> Entries provided
****************

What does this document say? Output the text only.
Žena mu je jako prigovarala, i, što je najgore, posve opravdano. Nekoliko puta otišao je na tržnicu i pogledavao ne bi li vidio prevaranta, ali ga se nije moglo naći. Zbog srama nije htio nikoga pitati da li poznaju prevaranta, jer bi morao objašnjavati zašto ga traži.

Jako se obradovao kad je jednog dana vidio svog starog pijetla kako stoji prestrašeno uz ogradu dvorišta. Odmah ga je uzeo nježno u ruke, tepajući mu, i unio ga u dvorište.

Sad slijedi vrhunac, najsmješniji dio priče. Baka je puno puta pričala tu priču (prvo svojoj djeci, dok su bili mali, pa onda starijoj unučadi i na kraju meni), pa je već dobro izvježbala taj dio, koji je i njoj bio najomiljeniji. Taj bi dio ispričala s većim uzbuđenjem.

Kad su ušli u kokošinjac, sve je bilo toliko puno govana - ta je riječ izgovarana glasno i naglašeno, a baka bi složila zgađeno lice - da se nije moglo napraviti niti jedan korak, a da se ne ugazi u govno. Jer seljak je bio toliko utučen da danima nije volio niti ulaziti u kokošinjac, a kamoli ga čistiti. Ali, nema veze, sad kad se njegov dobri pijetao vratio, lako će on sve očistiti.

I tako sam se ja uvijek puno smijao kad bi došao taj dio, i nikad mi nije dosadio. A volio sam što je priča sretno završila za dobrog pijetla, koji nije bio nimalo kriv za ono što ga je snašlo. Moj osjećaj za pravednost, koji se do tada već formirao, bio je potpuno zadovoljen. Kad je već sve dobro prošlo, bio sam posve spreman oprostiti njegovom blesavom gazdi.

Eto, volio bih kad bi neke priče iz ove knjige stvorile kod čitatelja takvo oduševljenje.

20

****************

> Requirements
Extract all of the data above and output it character for character.

> Solved exercise
What does this document say? Output the text only.
Žena mu je jako prigovarala, i, što je najgore, posve opravdano. Nekoliko puta otišao je na tržnicu i pogledavao ne bi li vidio prevaranta, ali ga se nije moglo naći. Zbog srama nije htio nikoga pitati da li poznaju prevaranta, jer bi morao objašnjavati zašto ga traži.

Jako se obradovao kad je jednog dana vidio svog starog pijetla kako stoji prestrašeno uz ogradu dvorišta. Odmah ga je uzeo nježno u ruke, tepajući mu, i unio ga u dvorište.

Sad slijedi vrhunac, najsmješniji dio priče. Baka je puno puta pričala tu priču (prvo svojoj djeci, dok su bili mali, pa onda starijoj unučadi i na kraju meni), pa je već dobro izvježbala taj dio, koji je i njoj bio najomiljeniji. Taj bi dio ispričala s većim uzbuđenjem.

Kad su ušli u kokošinjac, sve je bilo toliko puno govana - ta je riječ izgovarana glasno i naglašeno, a baka bi složila zgađeno lice - da se nije moglo napraviti niti jedan korak, a da se ne ugazi u govno. Jer seljak je bio toliko utučen da danima nije volio niti ulaziti u kokošinjac, a kamoli ga čistiti. Ali, nema veze, sad kad se njegov dobri pijetao vratio, lako će on sve očistiti.

I tako sam se ja uvijek puno smijao kad bi došao taj dio, i nikad mi nije dosadio. A volio sam što je priča sretno završila za dobrog pijetla, koji nije bio nimalo kriv za ono što ga je snašlo. Moj osjećaj za pravednost, koji se do tada već formirao, bio je potpuno zadovoljen. Kad je već sve dobro prošlo, bio sam posve spreman oprostiti njegovom blesavom gazdi.

Eto, volio bih kad bi neke priče iz ove knjige stvorile kod čitatelja takvo oduševljenje.

20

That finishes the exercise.